**Data supplied**
--------------------
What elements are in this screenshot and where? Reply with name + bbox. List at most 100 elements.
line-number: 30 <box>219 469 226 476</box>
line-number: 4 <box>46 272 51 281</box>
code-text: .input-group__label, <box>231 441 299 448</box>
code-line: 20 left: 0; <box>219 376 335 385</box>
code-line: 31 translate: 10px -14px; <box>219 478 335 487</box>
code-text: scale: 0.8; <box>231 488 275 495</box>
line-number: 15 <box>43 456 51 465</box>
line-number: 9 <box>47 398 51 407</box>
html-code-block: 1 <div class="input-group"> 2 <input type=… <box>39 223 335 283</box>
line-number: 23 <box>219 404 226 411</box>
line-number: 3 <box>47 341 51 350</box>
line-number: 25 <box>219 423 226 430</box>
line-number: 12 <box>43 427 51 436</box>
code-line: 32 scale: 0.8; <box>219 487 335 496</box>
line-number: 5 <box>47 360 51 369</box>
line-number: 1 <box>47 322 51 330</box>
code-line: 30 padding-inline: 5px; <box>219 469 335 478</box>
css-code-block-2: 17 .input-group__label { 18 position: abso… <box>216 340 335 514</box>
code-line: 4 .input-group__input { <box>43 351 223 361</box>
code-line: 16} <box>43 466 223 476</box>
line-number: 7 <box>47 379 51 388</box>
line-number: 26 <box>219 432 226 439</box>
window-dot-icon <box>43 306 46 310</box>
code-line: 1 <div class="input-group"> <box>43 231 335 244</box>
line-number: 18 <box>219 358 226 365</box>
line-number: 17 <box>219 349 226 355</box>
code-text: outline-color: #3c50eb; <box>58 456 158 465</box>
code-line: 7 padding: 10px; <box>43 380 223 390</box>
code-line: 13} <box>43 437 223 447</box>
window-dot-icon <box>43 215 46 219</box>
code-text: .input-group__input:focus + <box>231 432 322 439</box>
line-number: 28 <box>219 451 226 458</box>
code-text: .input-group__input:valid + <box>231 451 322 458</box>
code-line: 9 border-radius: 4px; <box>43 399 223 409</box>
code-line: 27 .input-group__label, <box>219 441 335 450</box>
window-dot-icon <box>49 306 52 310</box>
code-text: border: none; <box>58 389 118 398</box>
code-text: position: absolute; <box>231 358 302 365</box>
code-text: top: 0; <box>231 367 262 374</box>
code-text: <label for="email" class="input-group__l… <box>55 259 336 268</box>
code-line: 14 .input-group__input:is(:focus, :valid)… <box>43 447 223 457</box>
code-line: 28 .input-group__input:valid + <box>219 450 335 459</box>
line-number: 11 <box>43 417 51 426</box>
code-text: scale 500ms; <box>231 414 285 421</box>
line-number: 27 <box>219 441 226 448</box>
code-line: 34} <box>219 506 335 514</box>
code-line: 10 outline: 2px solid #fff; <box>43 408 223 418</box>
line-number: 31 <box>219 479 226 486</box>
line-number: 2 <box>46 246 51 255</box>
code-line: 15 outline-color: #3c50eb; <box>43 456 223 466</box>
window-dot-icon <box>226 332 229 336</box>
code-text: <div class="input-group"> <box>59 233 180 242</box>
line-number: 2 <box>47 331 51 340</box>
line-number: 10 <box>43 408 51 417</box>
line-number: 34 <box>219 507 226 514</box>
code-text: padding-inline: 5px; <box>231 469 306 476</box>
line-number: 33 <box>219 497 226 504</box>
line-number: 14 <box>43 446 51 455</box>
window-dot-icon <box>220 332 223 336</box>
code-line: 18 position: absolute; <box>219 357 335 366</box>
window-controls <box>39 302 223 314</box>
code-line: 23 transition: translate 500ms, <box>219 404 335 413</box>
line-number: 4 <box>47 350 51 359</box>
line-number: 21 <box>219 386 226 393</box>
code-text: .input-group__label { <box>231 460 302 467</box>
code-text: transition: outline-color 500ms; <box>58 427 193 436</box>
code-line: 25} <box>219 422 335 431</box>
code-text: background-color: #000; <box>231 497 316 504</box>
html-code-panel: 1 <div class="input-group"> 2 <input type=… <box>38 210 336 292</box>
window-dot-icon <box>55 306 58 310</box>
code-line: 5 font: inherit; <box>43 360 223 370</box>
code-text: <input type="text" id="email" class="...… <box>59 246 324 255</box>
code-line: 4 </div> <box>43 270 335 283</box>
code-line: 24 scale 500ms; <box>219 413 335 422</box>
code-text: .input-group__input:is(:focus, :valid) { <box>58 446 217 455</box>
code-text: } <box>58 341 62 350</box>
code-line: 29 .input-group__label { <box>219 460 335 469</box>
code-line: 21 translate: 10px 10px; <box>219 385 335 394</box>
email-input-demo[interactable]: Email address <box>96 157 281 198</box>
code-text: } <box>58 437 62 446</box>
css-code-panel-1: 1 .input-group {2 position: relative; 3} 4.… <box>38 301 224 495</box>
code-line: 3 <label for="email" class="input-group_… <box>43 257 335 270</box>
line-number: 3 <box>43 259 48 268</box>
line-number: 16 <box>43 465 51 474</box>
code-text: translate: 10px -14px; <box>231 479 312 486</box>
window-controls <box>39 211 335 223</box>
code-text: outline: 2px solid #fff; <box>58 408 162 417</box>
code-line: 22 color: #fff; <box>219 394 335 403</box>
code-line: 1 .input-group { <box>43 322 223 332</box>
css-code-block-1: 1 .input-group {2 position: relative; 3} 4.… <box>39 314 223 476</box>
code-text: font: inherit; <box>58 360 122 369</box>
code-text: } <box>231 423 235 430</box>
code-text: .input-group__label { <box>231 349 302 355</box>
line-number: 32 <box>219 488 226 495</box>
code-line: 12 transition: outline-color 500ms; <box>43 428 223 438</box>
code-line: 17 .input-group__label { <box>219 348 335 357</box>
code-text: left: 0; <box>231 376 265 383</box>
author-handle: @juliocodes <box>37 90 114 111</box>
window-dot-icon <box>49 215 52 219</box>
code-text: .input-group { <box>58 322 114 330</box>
--------------------
**Aim of the exercise**
Print every line of the data above unchanged and in the same order.

**Response to this task**
What elements are in this screenshot and where? Reply with name + bbox. List at most 100 elements.
line-number: 30 <box>219 469 226 476</box>
line-number: 4 <box>46 272 51 281</box>
code-text: .input-group__label, <box>231 441 299 448</box>
code-line: 20 left: 0; <box>219 376 335 385</box>
code-line: 31 translate: 10px -14px; <box>219 478 335 487</box>
code-text: scale: 0.8; <box>231 488 275 495</box>
line-number: 15 <box>43 456 51 465</box>
line-number: 9 <box>47 398 51 407</box>
html-code-block: 1 <div class="input-group"> 2 <input type=… <box>39 223 335 283</box>
line-number: 23 <box>219 404 226 411</box>
line-number: 3 <box>47 341 51 350</box>
line-number: 25 <box>219 423 226 430</box>
line-number: 12 <box>43 427 51 436</box>
code-line: 32 scale: 0.8; <box>219 487 335 496</box>
line-number: 5 <box>47 360 51 369</box>
line-number: 1 <box>47 322 51 330</box>
code-line: 30 padding-inline: 5px; <box>219 469 335 478</box>
css-code-block-2: 17 .input-group__label { 18 position: abso… <box>216 340 335 514</box>
code-line: 4 .input-group__input { <box>43 351 223 361</box>
code-line: 16} <box>43 466 223 476</box>
line-number: 7 <box>47 379 51 388</box>
line-number: 26 <box>219 432 226 439</box>
window-dot-icon <box>43 306 46 310</box>
code-line: 1 <div class="input-group"> <box>43 231 335 244</box>
line-number: 18 <box>219 358 226 365</box>
line-number: 17 <box>219 349 226 355</box>
code-text: outline-color: #3c50eb; <box>58 456 158 465</box>
code-line: 7 padding: 10px; <box>43 380 223 390</box>
code-line: 13} <box>43 437 223 447</box>
window-dot-icon <box>43 215 46 219</box>
code-text: .input-group__input:focus + <box>231 432 322 439</box>
line-number: 28 <box>219 451 226 458</box>
code-text: .input-group__input:valid + <box>231 451 322 458</box>
code-line: 9 border-radius: 4px; <box>43 399 223 409</box>
code-line: 27 .input-group__label, <box>219 441 335 450</box>
window-dot-icon <box>49 306 52 310</box>
code-text: border: none; <box>58 389 118 398</box>
code-text: position: absolute; <box>231 358 302 365</box>
code-text: top: 0; <box>231 367 262 374</box>
code-text: <label for="email" class="input-group__l… <box>55 259 336 268</box>
code-line: 14 .input-group__input:is(:focus, :valid)… <box>43 447 223 457</box>
code-line: 28 .input-group__input:valid + <box>219 450 335 459</box>
line-number: 11 <box>43 417 51 426</box>
code-text: scale 500ms; <box>231 414 285 421</box>
line-number: 27 <box>219 441 226 448</box>
code-line: 34} <box>219 506 335 514</box>
code-line: 10 outline: 2px solid #fff; <box>43 408 223 418</box>
line-number: 31 <box>219 479 226 486</box>
line-number: 2 <box>46 246 51 255</box>
code-line: 15 outline-color: #3c50eb; <box>43 456 223 466</box>
window-dot-icon <box>226 332 229 336</box>
code-text: <div class="input-group"> <box>59 233 180 242</box>
line-number: 2 <box>47 331 51 340</box>
line-number: 10 <box>43 408 51 417</box>
line-number: 34 <box>219 507 226 514</box>
code-text: padding-inline: 5px; <box>231 469 306 476</box>
line-number: 33 <box>219 497 226 504</box>
line-number: 14 <box>43 446 51 455</box>
window-dot-icon <box>220 332 223 336</box>
code-line: 18 position: absolute; <box>219 357 335 366</box>
window-controls <box>39 302 223 314</box>
code-line: 23 transition: translate 500ms, <box>219 404 335 413</box>
line-number: 4 <box>47 350 51 359</box>
line-number: 21 <box>219 386 226 393</box>
code-text: .input-group__label { <box>231 460 302 467</box>
code-text: transition: outline-color 500ms; <box>58 427 193 436</box>
code-line: 25} <box>219 422 335 431</box>
code-text: background-color: #000; <box>231 497 316 504</box>
html-code-panel: 1 <div class="input-group"> 2 <input type=… <box>38 210 336 292</box>
window-dot-icon <box>55 306 58 310</box>
code-line: 5 font: inherit; <box>43 360 223 370</box>
code-text: <input type="text" id="email" class="...… <box>59 246 324 255</box>
code-line: 4 </div> <box>43 270 335 283</box>
code-line: 24 scale 500ms; <box>219 413 335 422</box>
code-text: .input-group__input:is(:focus, :valid) { <box>58 446 217 455</box>
code-text: } <box>58 341 62 350</box>
code-line: 29 .input-group__label { <box>219 460 335 469</box>
code-line: 21 translate: 10px 10px; <box>219 385 335 394</box>
email-input-demo[interactable]: Email address <box>96 157 281 198</box>
code-text: } <box>58 437 62 446</box>
css-code-panel-1: 1 .input-group {2 position: relative; 3} 4.… <box>38 301 224 495</box>
code-line: 3 <label for="email" class="input-group_… <box>43 257 335 270</box>
line-number: 3 <box>43 259 48 268</box>
line-number: 16 <box>43 465 51 474</box>
code-text: translate: 10px -14px; <box>231 479 312 486</box>
window-controls <box>39 211 335 223</box>
code-text: outline: 2px solid #fff; <box>58 408 162 417</box>
code-line: 22 color: #fff; <box>219 394 335 403</box>
code-line: 1 .input-group { <box>43 322 223 332</box>
css-code-block-1: 1 .input-group {2 position: relative; 3} 4.… <box>39 314 223 476</box>
code-text: font: inherit; <box>58 360 122 369</box>
code-text: } <box>231 423 235 430</box>
code-text: .input-group__label { <box>231 349 302 355</box>
line-number: 32 <box>219 488 226 495</box>
code-line: 12 transition: outline-color 500ms; <box>43 428 223 438</box>
code-line: 17 .input-group__label { <box>219 348 335 357</box>
code-text: left: 0; <box>231 376 265 383</box>
author-handle: @juliocodes <box>37 90 114 111</box>
window-dot-icon <box>49 215 52 219</box>
code-text: .input-group { <box>58 322 114 330</box>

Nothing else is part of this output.